Saved data entries:
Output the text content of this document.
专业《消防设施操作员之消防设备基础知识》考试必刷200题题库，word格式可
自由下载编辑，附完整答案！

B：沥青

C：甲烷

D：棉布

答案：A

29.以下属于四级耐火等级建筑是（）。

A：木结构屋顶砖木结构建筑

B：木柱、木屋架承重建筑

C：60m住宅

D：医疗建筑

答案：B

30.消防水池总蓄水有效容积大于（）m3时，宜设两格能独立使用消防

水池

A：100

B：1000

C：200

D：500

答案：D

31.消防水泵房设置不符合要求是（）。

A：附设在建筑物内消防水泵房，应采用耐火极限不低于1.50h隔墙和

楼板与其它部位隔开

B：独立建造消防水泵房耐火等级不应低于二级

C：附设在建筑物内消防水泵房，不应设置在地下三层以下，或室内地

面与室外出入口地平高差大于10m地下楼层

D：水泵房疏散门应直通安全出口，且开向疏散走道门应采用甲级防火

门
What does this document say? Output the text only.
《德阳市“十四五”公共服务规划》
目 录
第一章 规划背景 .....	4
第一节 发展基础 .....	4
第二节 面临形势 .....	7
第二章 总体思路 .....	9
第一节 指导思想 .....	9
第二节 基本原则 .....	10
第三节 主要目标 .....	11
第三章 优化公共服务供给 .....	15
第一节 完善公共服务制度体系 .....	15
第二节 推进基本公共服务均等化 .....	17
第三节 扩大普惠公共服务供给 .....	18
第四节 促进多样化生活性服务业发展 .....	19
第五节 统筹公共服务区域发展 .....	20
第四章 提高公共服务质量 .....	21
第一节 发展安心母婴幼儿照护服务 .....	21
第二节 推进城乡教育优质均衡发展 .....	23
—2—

EXERCISE REQUIREMENTS — Exactly as shown above, return every record.

RESPONSE TO THE EXERCISE —
Output the text content of this document.
专业《消防设施操作员之消防设备基础知识》考试必刷200题题库，word格式可
自由下载编辑，附完整答案！

B：沥青

C：甲烷

D：棉布

答案：A

29.以下属于四级耐火等级建筑是（）。

A：木结构屋顶砖木结构建筑

B：木柱、木屋架承重建筑

C：60m住宅

D：医疗建筑

答案：B

30.消防水池总蓄水有效容积大于（）m3时，宜设两格能独立使用消防

水池

A：100

B：1000

C：200

D：500

答案：D

31.消防水泵房设置不符合要求是（）。

A：附设在建筑物内消防水泵房，应采用耐火极限不低于1.50h隔墙和

楼板与其它部位隔开

B：独立建造消防水泵房耐火等级不应低于二级

C：附设在建筑物内消防水泵房，不应设置在地下三层以下，或室内地

面与室外出入口地平高差大于10m地下楼层

D：水泵房疏散门应直通安全出口，且开向疏散走道门应采用甲级防火

门
What does this document say? Output the text only.
《德阳市“十四五”公共服务规划》
目 录
第一章 规划背景 .....	4
第一节 发展基础 .....	4
第二节 面临形势 .....	7
第二章 总体思路 .....	9
第一节 指导思想 .....	9
第二节 基本原则 .....	10
第三节 主要目标 .....	11
第三章 优化公共服务供给 .....	15
第一节 完善公共服务制度体系 .....	15
第二节 推进基本公共服务均等化 .....	17
第三节 扩大普惠公共服务供给 .....	18
第四节 促进多样化生活性服务业发展 .....	19
第五节 统筹公共服务区域发展 .....	20
第四章 提高公共服务质量 .....	21
第一节 发展安心母婴幼儿照护服务 .....	21
第二节 推进城乡教育优质均衡发展 .....	23
—2—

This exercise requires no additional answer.